__Task requirements__. Below is a block of records; repeat all of them exactly.

__Records supplied__.

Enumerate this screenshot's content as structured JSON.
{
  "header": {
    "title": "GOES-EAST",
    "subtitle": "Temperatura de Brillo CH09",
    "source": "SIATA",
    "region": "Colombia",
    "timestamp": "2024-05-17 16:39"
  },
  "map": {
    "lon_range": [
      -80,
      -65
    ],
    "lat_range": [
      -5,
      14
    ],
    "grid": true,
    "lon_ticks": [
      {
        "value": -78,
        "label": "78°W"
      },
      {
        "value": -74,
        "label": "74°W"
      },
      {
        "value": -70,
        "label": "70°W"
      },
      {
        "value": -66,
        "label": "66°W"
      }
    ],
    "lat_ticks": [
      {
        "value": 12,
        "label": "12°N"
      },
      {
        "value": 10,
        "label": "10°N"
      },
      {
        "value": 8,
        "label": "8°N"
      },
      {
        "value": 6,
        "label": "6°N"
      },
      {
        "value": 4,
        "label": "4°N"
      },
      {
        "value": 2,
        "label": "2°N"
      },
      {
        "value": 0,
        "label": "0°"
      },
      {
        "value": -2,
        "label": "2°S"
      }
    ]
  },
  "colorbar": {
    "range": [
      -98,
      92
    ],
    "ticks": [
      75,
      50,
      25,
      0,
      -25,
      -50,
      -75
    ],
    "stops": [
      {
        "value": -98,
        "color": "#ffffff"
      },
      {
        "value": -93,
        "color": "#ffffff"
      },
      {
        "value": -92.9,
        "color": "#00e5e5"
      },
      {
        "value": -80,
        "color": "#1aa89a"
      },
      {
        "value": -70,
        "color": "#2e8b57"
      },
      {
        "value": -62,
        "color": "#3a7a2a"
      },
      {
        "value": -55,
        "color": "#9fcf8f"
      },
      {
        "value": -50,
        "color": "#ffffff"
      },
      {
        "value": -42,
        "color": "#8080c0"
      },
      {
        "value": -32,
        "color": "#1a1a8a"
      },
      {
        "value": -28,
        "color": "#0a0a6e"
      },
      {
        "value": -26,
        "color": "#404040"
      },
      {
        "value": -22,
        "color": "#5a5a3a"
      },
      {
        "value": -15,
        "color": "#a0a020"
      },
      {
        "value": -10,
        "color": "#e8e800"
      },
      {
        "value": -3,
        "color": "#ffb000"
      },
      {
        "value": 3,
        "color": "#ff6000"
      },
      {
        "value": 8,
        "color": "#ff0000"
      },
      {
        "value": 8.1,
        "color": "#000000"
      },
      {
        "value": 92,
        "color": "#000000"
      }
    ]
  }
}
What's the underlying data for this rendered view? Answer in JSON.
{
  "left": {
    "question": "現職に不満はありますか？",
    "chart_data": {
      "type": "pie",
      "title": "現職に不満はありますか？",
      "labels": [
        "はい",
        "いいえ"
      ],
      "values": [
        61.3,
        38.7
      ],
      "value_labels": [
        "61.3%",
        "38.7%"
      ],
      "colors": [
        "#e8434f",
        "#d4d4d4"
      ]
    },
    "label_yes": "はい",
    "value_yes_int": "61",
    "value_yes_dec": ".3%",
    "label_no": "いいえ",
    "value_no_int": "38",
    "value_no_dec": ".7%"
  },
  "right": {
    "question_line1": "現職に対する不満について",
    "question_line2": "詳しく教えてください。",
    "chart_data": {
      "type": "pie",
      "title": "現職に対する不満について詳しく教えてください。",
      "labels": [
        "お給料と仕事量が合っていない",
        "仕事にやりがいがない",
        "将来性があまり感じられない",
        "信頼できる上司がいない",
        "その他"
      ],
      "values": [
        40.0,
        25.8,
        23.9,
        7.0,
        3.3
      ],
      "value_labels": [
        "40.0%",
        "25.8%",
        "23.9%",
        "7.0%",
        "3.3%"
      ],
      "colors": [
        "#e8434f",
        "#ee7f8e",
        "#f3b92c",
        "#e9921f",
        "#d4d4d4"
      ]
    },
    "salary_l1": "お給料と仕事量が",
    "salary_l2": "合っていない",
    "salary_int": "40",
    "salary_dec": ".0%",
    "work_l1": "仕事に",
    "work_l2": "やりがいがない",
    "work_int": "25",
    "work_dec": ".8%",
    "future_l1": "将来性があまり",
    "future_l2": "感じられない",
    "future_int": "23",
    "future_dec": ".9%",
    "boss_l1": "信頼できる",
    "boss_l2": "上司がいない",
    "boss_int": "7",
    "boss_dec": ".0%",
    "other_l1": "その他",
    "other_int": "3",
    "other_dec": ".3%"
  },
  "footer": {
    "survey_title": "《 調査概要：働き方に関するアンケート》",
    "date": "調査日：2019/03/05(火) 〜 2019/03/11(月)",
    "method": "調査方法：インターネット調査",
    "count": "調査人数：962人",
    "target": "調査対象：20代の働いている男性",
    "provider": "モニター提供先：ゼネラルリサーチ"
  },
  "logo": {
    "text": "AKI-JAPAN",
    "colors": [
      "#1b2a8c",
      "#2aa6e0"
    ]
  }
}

__In response__.
Enumerate this screenshot's content as structured JSON.
{
  "header": {
    "title": "GOES-EAST",
    "subtitle": "Temperatura de Brillo CH09",
    "source": "SIATA",
    "region": "Colombia",
    "timestamp": "2024-05-17 16:39"
  },
  "map": {
    "lon_range": [
      -80,
      -65
    ],
    "lat_range": [
      -5,
      14
    ],
    "grid": true,
    "lon_ticks": [
      {
        "value": -78,
        "label": "78°W"
      },
      {
        "value": -74,
        "label": "74°W"
      },
      {
        "value": -70,
        "label": "70°W"
      },
      {
        "value": -66,
        "label": "66°W"
      }
    ],
    "lat_ticks": [
      {
        "value": 12,
        "label": "12°N"
      },
      {
        "value": 10,
        "label": "10°N"
      },
      {
        "value": 8,
        "label": "8°N"
      },
      {
        "value": 6,
        "label": "6°N"
      },
      {
        "value": 4,
        "label": "4°N"
      },
      {
        "value": 2,
        "label": "2°N"
      },
      {
        "value": 0,
        "label": "0°"
      },
      {
        "value": -2,
        "label": "2°S"
      }
    ]
  },
  "colorbar": {
    "range": [
      -98,
      92
    ],
    "ticks": [
      75,
      50,
      25,
      0,
      -25,
      -50,
      -75
    ],
    "stops": [
      {
        "value": -98,
        "color": "#ffffff"
      },
      {
        "value": -93,
        "color": "#ffffff"
      },
      {
        "value": -92.9,
        "color": "#00e5e5"
      },
      {
        "value": -80,
        "color": "#1aa89a"
      },
      {
        "value": -70,
        "color": "#2e8b57"
      },
      {
        "value": -62,
        "color": "#3a7a2a"
      },
      {
        "value": -55,
        "color": "#9fcf8f"
      },
      {
        "value": -50,
        "color": "#ffffff"
      },
      {
        "value": -42,
        "color": "#8080c0"
      },
      {
        "value": -32,
        "color": "#1a1a8a"
      },
      {
        "value": -28,
        "color": "#0a0a6e"
      },
      {
        "value": -26,
        "color": "#404040"
      },
      {
        "value": -22,
        "color": "#5a5a3a"
      },
      {
        "value": -15,
        "color": "#a0a020"
      },
      {
        "value": -10,
        "color": "#e8e800"
      },
      {
        "value": -3,
        "color": "#ffb000"
      },
      {
        "value": 3,
        "color": "#ff6000"
      },
      {
        "value": 8,
        "color": "#ff0000"
      },
      {
        "value": 8.1,
        "color": "#000000"
      },
      {
        "value": 92,
        "color": "#000000"
      }
    ]
  }
}
What's the underlying data for this rendered view? Answer in JSON.
{
  "left": {
    "question": "現職に不満はありますか？",
    "chart_data": {
      "type": "pie",
      "title": "現職に不満はありますか？",
      "labels": [
        "はい",
        "いいえ"
      ],
      "values": [
        61.3,
        38.7
      ],
      "value_labels": [
        "61.3%",
        "38.7%"
      ],
      "colors": [
        "#e8434f",
        "#d4d4d4"
      ]
    },
    "label_yes": "はい",
    "value_yes_int": "61",
    "value_yes_dec": ".3%",
    "label_no": "いいえ",
    "value_no_int": "38",
    "value_no_dec": ".7%"
  },
  "right": {
    "question_line1": "現職に対する不満について",
    "question_line2": "詳しく教えてください。",
    "chart_data": {
      "type": "pie",
      "title": "現職に対する不満について詳しく教えてください。",
      "labels": [
        "お給料と仕事量が合っていない",
        "仕事にやりがいがない",
        "将来性があまり感じられない",
        "信頼できる上司がいない",
        "その他"
      ],
      "values": [
        40.0,
        25.8,
        23.9,
        7.0,
        3.3
      ],
      "value_labels": [
        "40.0%",
        "25.8%",
        "23.9%",
        "7.0%",
        "3.3%"
      ],
      "colors": [
        "#e8434f",
        "#ee7f8e",
        "#f3b92c",
        "#e9921f",
        "#d4d4d4"
      ]
    },
    "salary_l1": "お給料と仕事量が",
    "salary_l2": "合っていない",
    "salary_int": "40",
    "salary_dec": ".0%",
    "work_l1": "仕事に",
    "work_l2": "やりがいがない",
    "work_int": "25",
    "work_dec": ".8%",
    "future_l1": "将来性があまり",
    "future_l2": "感じられない",
    "future_int": "23",
    "future_dec": ".9%",
    "boss_l1": "信頼できる",
    "boss_l2": "上司がいない",
    "boss_int": "7",
    "boss_dec": ".0%",
    "other_l1": "その他",
    "other_int": "3",
    "other_dec": ".3%"
  },
  "footer": {
    "survey_title": "《 調査概要：働き方に関するアンケート》",
    "date": "調査日：2019/03/05(火) 〜 2019/03/11(月)",
    "method": "調査方法：インターネット調査",
    "count": "調査人数：962人",
    "target": "調査対象：20代の働いている男性",
    "provider": "モニター提供先：ゼネラルリサーチ"
  },
  "logo": {
    "text": "AKI-JAPAN",
    "colors": [
      "#1b2a8c",
      "#2aa6e0"
    ]
  }
}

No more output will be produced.